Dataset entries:
____________
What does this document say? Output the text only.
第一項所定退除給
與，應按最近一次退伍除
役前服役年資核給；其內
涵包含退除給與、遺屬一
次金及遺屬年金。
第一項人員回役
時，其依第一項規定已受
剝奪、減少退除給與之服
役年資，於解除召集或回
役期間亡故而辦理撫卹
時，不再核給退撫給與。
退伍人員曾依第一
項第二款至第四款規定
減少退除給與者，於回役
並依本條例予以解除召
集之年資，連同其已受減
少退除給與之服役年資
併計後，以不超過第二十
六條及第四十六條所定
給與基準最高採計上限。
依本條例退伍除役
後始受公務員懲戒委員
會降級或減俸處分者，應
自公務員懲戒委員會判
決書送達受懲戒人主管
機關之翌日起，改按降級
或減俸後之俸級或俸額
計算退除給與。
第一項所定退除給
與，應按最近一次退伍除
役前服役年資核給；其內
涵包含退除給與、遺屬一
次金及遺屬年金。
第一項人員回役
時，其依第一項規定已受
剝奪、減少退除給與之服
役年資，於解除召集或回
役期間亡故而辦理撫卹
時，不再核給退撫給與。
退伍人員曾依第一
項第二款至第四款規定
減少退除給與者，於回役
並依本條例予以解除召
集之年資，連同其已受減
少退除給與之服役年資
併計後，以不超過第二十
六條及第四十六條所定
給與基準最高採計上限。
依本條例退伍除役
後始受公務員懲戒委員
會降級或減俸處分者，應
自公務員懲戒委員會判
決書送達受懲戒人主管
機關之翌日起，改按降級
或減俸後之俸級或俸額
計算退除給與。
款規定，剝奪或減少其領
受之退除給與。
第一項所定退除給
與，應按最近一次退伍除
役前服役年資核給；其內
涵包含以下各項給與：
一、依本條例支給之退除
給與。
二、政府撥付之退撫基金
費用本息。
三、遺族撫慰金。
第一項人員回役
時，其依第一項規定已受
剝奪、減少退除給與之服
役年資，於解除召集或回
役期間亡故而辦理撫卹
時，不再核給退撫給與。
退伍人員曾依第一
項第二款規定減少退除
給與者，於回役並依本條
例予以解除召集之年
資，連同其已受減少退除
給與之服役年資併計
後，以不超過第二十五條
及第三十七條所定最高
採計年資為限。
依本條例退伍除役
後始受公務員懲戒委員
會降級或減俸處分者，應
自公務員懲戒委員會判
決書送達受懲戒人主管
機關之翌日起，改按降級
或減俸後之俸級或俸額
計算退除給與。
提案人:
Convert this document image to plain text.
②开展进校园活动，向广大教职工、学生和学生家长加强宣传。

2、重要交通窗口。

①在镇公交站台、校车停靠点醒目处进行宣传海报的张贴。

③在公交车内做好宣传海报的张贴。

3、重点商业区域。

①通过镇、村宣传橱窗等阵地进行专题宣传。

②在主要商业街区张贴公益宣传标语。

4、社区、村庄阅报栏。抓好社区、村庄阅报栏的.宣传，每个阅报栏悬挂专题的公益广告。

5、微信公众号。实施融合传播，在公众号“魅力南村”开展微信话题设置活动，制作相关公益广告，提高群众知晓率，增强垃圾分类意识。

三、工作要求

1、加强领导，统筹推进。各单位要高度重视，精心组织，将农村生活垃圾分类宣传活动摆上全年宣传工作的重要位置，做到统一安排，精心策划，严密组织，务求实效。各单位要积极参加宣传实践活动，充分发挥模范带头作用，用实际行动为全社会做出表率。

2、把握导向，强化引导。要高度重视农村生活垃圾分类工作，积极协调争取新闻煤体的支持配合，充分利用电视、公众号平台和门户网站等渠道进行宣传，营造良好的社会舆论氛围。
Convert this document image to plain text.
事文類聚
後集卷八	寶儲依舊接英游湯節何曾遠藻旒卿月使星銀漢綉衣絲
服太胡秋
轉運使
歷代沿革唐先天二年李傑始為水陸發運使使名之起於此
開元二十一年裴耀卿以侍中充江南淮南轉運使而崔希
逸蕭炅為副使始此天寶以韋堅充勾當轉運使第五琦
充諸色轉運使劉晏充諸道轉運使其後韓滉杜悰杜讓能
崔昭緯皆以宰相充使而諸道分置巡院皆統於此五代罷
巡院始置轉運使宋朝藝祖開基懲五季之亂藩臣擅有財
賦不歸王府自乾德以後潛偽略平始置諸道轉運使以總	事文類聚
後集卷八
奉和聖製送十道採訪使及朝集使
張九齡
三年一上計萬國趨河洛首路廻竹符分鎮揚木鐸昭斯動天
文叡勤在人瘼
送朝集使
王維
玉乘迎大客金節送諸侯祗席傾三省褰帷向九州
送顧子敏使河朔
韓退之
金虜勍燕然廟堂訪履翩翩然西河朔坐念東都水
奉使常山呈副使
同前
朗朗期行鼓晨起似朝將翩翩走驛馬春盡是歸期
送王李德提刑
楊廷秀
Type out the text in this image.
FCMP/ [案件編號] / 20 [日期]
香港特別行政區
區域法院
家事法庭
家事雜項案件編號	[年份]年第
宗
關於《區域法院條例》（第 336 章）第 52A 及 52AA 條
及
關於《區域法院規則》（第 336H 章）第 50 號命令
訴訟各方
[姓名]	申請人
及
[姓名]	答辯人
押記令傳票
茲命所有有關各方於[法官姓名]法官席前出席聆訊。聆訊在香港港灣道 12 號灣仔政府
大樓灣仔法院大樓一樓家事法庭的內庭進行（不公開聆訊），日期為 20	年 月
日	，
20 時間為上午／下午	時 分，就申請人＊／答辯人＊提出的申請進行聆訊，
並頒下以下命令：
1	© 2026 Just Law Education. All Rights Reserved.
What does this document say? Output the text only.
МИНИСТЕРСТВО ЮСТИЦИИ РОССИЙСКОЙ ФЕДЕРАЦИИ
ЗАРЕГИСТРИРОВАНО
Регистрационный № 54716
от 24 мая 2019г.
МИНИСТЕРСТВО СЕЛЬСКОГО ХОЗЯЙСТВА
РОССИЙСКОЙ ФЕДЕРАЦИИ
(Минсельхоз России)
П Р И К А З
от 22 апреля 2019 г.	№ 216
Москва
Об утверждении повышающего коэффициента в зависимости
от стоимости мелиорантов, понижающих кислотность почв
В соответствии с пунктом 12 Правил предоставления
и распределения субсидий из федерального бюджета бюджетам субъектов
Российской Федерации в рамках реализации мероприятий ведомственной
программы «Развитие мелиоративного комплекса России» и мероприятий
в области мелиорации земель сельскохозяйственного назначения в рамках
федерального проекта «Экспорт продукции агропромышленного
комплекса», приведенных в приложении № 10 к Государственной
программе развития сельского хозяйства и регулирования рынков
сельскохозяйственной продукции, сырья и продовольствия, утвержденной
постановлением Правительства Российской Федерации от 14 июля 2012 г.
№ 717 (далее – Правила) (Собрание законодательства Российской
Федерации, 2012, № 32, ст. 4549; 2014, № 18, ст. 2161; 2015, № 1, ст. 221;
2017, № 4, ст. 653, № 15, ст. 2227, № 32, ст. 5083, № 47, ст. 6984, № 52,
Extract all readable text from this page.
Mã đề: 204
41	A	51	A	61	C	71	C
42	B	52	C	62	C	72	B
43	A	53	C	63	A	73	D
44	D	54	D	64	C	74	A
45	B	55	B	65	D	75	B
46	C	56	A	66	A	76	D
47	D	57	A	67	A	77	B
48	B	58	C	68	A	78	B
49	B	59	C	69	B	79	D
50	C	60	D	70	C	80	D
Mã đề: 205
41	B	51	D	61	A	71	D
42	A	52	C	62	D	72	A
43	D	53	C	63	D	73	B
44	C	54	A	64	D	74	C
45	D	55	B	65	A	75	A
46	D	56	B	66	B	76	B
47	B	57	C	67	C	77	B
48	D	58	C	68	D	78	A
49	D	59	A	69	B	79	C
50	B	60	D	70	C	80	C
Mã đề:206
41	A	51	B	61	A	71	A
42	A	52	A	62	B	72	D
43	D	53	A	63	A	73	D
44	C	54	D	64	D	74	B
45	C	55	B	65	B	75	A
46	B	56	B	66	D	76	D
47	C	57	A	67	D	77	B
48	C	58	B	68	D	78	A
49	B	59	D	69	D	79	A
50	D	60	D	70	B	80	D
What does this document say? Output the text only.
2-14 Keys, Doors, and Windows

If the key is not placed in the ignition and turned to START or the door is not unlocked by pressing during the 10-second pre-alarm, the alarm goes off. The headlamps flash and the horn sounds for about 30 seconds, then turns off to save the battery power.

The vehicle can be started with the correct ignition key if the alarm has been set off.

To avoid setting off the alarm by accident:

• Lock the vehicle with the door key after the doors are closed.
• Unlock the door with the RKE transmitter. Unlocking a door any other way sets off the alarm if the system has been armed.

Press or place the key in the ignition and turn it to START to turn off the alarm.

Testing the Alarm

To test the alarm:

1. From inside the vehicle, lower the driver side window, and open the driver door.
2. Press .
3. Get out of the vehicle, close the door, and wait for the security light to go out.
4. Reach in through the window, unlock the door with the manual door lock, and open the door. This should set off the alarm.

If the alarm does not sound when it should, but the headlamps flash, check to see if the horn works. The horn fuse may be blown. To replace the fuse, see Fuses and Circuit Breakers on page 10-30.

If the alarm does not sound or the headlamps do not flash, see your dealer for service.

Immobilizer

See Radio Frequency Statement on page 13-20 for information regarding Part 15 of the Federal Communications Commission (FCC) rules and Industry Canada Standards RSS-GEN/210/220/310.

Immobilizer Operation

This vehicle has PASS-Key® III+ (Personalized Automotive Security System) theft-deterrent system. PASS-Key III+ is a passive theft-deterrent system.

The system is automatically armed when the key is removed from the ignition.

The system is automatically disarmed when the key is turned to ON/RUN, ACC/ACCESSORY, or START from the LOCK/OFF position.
____________
Your instructions: Check each line of these records for the string "федерального" and state only how many lines have it.

Solution: 2